-- Exercise instructions --
Could you write out every entry exactly as it stands?
* start Records for processing *
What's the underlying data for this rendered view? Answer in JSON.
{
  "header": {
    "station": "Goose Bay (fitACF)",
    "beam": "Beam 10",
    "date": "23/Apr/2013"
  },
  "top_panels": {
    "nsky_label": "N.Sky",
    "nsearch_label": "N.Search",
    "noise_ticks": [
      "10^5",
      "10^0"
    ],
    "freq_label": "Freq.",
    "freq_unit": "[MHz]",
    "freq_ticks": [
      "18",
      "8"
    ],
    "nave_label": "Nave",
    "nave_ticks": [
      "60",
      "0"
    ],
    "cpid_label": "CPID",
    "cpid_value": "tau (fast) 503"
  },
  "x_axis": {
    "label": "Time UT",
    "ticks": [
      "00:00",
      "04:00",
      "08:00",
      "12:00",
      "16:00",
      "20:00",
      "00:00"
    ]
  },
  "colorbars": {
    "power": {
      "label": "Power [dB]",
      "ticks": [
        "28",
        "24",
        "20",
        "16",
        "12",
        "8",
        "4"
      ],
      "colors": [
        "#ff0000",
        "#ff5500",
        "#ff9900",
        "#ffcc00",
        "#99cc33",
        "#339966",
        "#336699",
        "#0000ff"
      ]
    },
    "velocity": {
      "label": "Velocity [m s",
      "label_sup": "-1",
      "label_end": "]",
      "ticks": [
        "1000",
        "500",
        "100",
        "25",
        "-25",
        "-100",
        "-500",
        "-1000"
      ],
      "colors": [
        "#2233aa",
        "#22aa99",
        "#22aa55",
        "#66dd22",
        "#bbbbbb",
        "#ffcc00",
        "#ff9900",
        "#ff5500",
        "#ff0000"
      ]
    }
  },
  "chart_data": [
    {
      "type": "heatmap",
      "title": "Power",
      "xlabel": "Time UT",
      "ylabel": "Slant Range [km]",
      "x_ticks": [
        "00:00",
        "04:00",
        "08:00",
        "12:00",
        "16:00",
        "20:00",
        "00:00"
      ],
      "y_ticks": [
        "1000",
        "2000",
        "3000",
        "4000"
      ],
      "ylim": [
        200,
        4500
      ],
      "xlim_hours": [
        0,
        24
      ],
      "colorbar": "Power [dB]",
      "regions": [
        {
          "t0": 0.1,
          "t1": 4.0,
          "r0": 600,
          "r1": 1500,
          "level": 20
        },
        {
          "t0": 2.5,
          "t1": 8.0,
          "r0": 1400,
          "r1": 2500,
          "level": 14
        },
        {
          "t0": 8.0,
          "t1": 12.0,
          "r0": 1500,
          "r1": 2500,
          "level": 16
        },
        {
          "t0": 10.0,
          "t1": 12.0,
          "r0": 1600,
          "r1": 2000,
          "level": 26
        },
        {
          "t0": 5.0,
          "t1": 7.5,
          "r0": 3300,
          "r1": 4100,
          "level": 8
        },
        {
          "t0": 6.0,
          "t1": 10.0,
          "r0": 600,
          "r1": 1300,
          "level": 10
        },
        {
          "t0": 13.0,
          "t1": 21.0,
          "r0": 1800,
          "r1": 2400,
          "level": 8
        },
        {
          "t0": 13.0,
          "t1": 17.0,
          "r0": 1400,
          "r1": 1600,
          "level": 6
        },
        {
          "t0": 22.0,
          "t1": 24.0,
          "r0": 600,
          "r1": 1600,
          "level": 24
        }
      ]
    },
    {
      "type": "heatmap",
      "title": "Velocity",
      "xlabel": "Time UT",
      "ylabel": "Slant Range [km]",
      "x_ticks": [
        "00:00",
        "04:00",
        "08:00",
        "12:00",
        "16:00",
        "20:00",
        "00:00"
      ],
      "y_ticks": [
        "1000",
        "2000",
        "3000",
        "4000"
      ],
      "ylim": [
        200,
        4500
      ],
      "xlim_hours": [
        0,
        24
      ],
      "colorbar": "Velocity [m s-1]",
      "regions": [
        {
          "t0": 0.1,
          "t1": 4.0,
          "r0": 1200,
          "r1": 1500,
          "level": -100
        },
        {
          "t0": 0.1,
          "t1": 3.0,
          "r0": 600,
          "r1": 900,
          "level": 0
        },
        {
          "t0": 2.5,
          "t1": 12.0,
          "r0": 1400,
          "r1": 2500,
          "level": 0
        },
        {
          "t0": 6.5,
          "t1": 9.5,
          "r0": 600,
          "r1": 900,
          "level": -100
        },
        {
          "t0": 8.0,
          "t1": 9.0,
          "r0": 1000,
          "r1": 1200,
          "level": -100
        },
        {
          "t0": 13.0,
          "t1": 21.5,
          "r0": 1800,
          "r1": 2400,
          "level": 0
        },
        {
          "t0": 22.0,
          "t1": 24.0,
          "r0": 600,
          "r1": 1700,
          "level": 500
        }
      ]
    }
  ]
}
* end Records for processing *
-- Result for this exercise --
What's the underlying data for this rendered view? Answer in JSON.
{
  "header": {
    "station": "Goose Bay (fitACF)",
    "beam": "Beam 10",
    "date": "23/Apr/2013"
  },
  "top_panels": {
    "nsky_label": "N.Sky",
    "nsearch_label": "N.Search",
    "noise_ticks": [
      "10^5",
      "10^0"
    ],
    "freq_label": "Freq.",
    "freq_unit": "[MHz]",
    "freq_ticks": [
      "18",
      "8"
    ],
    "nave_label": "Nave",
    "nave_ticks": [
      "60",
      "0"
    ],
    "cpid_label": "CPID",
    "cpid_value": "tau (fast) 503"
  },
  "x_axis": {
    "label": "Time UT",
    "ticks": [
      "00:00",
      "04:00",
      "08:00",
      "12:00",
      "16:00",
      "20:00",
      "00:00"
    ]
  },
  "colorbars": {
    "power": {
      "label": "Power [dB]",
      "ticks": [
        "28",
        "24",
        "20",
        "16",
        "12",
        "8",
        "4"
      ],
      "colors": [
        "#ff0000",
        "#ff5500",
        "#ff9900",
        "#ffcc00",
        "#99cc33",
        "#339966",
        "#336699",
        "#0000ff"
      ]
    },
    "velocity": {
      "label": "Velocity [m s",
      "label_sup": "-1",
      "label_end": "]",
      "ticks": [
        "1000",
        "500",
        "100",
        "25",
        "-25",
        "-100",
        "-500",
        "-1000"
      ],
      "colors": [
        "#2233aa",
        "#22aa99",
        "#22aa55",
        "#66dd22",
        "#bbbbbb",
        "#ffcc00",
        "#ff9900",
        "#ff5500",
        "#ff0000"
      ]
    }
  },
  "chart_data": [
    {
      "type": "heatmap",
      "title": "Power",
      "xlabel": "Time UT",
      "ylabel": "Slant Range [km]",
      "x_ticks": [
        "00:00",
        "04:00",
        "08:00",
        "12:00",
        "16:00",
        "20:00",
        "00:00"
      ],
      "y_ticks": [
        "1000",
        "2000",
        "3000",
        "4000"
      ],
      "ylim": [
        200,
        4500
      ],
      "xlim_hours": [
        0,
        24
      ],
      "colorbar": "Power [dB]",
      "regions": [
        {
          "t0": 0.1,
          "t1": 4.0,
          "r0": 600,
          "r1": 1500,
          "level": 20
        },
        {
          "t0": 2.5,
          "t1": 8.0,
          "r0": 1400,
          "r1": 2500,
          "level": 14
        },
        {
          "t0": 8.0,
          "t1": 12.0,
          "r0": 1500,
          "r1": 2500,
          "level": 16
        },
        {
          "t0": 10.0,
          "t1": 12.0,
          "r0": 1600,
          "r1": 2000,
          "level": 26
        },
        {
          "t0": 5.0,
          "t1": 7.5,
          "r0": 3300,
          "r1": 4100,
          "level": 8
        },
        {
          "t0": 6.0,
          "t1": 10.0,
          "r0": 600,
          "r1": 1300,
          "level": 10
        },
        {
          "t0": 13.0,
          "t1": 21.0,
          "r0": 1800,
          "r1": 2400,
          "level": 8
        },
        {
          "t0": 13.0,
          "t1": 17.0,
          "r0": 1400,
          "r1": 1600,
          "level": 6
        },
        {
          "t0": 22.0,
          "t1": 24.0,
          "r0": 600,
          "r1": 1600,
          "level": 24
        }
      ]
    },
    {
      "type": "heatmap",
      "title": "Velocity",
      "xlabel": "Time UT",
      "ylabel": "Slant Range [km]",
      "x_ticks": [
        "00:00",
        "04:00",
        "08:00",
        "12:00",
        "16:00",
        "20:00",
        "00:00"
      ],
      "y_ticks": [
        "1000",
        "2000",
        "3000",
        "4000"
      ],
      "ylim": [
        200,
        4500
      ],
      "xlim_hours": [
        0,
        24
      ],
      "colorbar": "Velocity [m s-1]",
      "regions": [
        {
          "t0": 0.1,
          "t1": 4.0,
          "r0": 1200,
          "r1": 1500,
          "level": -100
        },
        {
          "t0": 0.1,
          "t1": 3.0,
          "r0": 600,
          "r1": 900,
          "level": 0
        },
        {
          "t0": 2.5,
          "t1": 12.0,
          "r0": 1400,
          "r1": 2500,
          "level": 0
        },
        {
          "t0": 6.5,
          "t1": 9.5,
          "r0": 600,
          "r1": 900,
          "level": -100
        },
        {
          "t0": 8.0,
          "t1": 9.0,
          "r0": 1000,
          "r1": 1200,
          "level": -100
        },
        {
          "t0": 13.0,
          "t1": 21.5,
          "r0": 1800,
          "r1": 2400,
          "level": 0
        },
        {
          "t0": 22.0,
          "t1": 24.0,
          "r0": 600,
          "r1": 1700,
          "level": 500
        }
      ]
    }
  ]
}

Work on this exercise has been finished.